§ **Goal**:
Repeat the records verbatim and leave the pictures out of your copy.

§ **Given information**:
++++++++
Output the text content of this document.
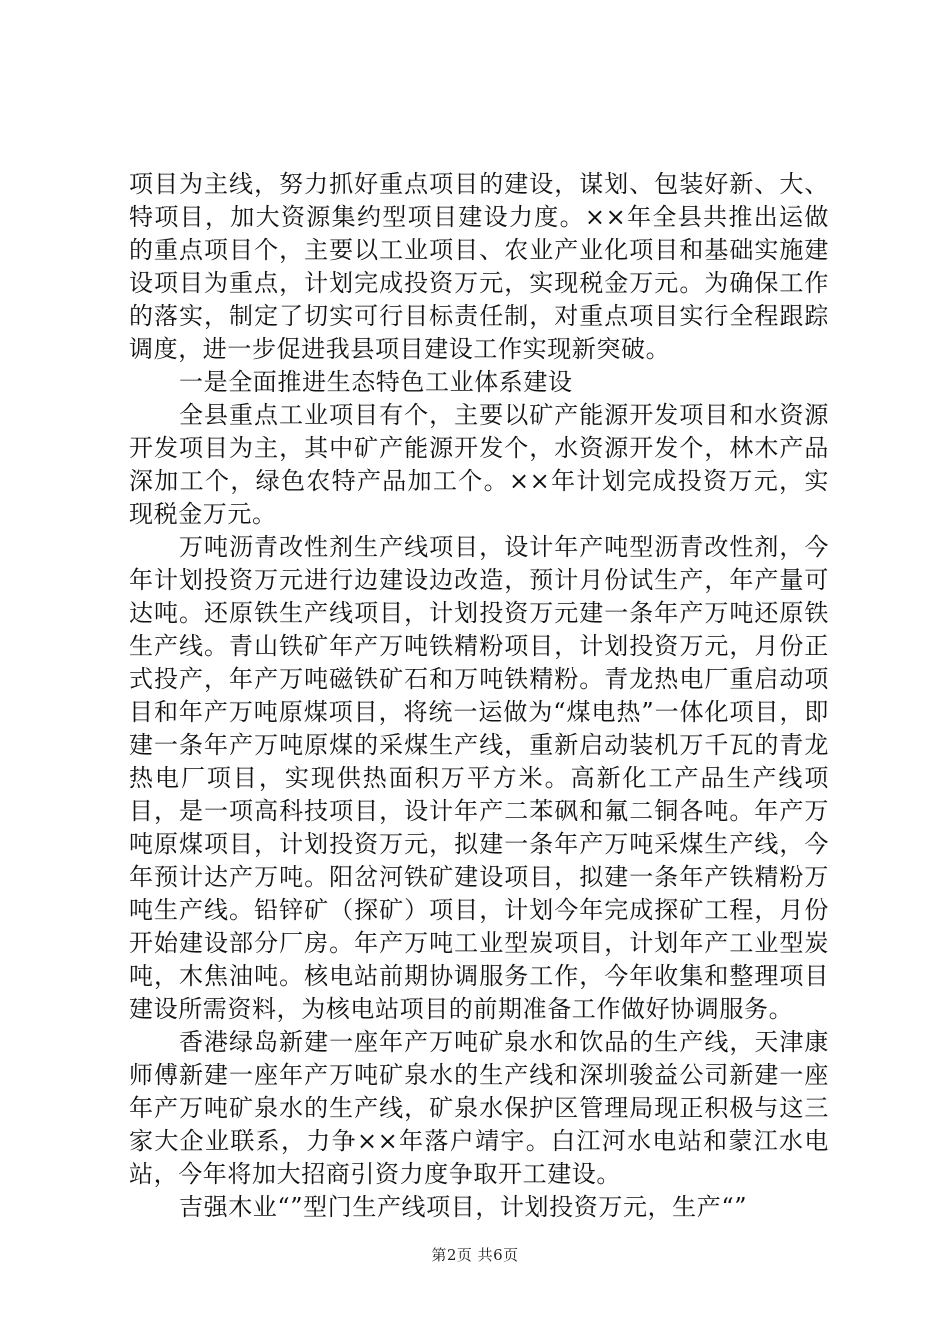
项目为主线，努力抓好重点项目的建设，谋划、包装好新、大、特项目，加大资源集约型项目建设力度。××年全县共推出运做的重点项目个，主要以工业项目、农业产业化项目和基础实施建设项目为重点，计划完成投资万元，实现税金万元。为确保工作的落实，制定了切实可行目标责任制，对重点项目实行全程跟踪调度，进一步促进我县项目建设工作实现新突破。

一是全面推进生态特色工业体系建设

全县重点工业项目有个，主要以矿产能源开发项目和水资源开发项目为主，其中矿产能源开发个，水资源开发个，林木产品深加工个，绿色农特产品加工个。××年计划完成投资万元，实现税金万元。

万吨沥青改性剂生产线项目，设计年产吨型沥青改性剂，今年计划投资万元进行边建设边改造，预计月份试生产，年产量可达吨。还原铁生产线项目，计划投资万元建一条年产万吨还原铁生产线。青山铁矿年产万吨铁精粉项目，计划投资万元，月份正式投产，年产万吨磁铁矿石和万吨铁精粉。青龙热电厂重启动项目和年产万吨原煤项目，将统一运做为“煤电热”一体化项目，即建一条年产万吨原煤的采煤生产线，重新启动装机万千瓦的青龙热电厂项目，实现供热面积万平方米。高新化工产品生产线项目，是一项高科技项目，设计年产二苯砜和氟二铜各吨。年产万吨原煤项目，计划投资万元，拟建一条年产万吨采煤生产线，今年预计达产万吨。阳岔河铁矿建设项目，拟建一条年产铁精粉万吨生产线。铅锌矿（探矿）项目，计划今年完成探矿工程，月份开始建设部分厂房。年产万吨工业型炭项目，计划年产工业型炭吨，木焦油吨。核电站前期协调服务工作，今年收集和整理项目建设所需资料，为核电站项目的前期准备工作做好协调服务。

香港绿岛新建一座年产万吨矿泉水和饮品的生产线，天津康师傅新建一座年产万吨矿泉水的生产线和深圳骏益公司新建一座年产万吨矿泉水的生产线，矿泉水保护区管理局现正积极与这三家大企业联系，力争××年落户靖宇。白江河水电站和蒙江水电站，今年将加大招商引资力度争取开工建设。

吉强木业“”型门生产线项目，计划投资万元，生产“”

第2页 共6页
++++++++
§ **The solution**:
Output the text content of this document.
项目为主线，努力抓好重点项目的建设，谋划、包装好新、大、特项目，加大资源集约型项目建设力度。××年全县共推出运做的重点项目个，主要以工业项目、农业产业化项目和基础实施建设项目为重点，计划完成投资万元，实现税金万元。为确保工作的落实，制定了切实可行目标责任制，对重点项目实行全程跟踪调度，进一步促进我县项目建设工作实现新突破。

一是全面推进生态特色工业体系建设

全县重点工业项目有个，主要以矿产能源开发项目和水资源开发项目为主，其中矿产能源开发个，水资源开发个，林木产品深加工个，绿色农特产品加工个。××年计划完成投资万元，实现税金万元。

万吨沥青改性剂生产线项目，设计年产吨型沥青改性剂，今年计划投资万元进行边建设边改造，预计月份试生产，年产量可达吨。还原铁生产线项目，计划投资万元建一条年产万吨还原铁生产线。青山铁矿年产万吨铁精粉项目，计划投资万元，月份正式投产，年产万吨磁铁矿石和万吨铁精粉。青龙热电厂重启动项目和年产万吨原煤项目，将统一运做为“煤电热”一体化项目，即建一条年产万吨原煤的采煤生产线，重新启动装机万千瓦的青龙热电厂项目，实现供热面积万平方米。高新化工产品生产线项目，是一项高科技项目，设计年产二苯砜和氟二铜各吨。年产万吨原煤项目，计划投资万元，拟建一条年产万吨采煤生产线，今年预计达产万吨。阳岔河铁矿建设项目，拟建一条年产铁精粉万吨生产线。铅锌矿（探矿）项目，计划今年完成探矿工程，月份开始建设部分厂房。年产万吨工业型炭项目，计划年产工业型炭吨，木焦油吨。核电站前期协调服务工作，今年收集和整理项目建设所需资料，为核电站项目的前期准备工作做好协调服务。

香港绿岛新建一座年产万吨矿泉水和饮品的生产线，天津康师傅新建一座年产万吨矿泉水的生产线和深圳骏益公司新建一座年产万吨矿泉水的生产线，矿泉水保护区管理局现正积极与这三家大企业联系，力争××年落户靖宇。白江河水电站和蒙江水电站，今年将加大招商引资力度争取开工建设。

吉强木业“”型门生产线项目，计划投资万元，生产“”

第2页 共6页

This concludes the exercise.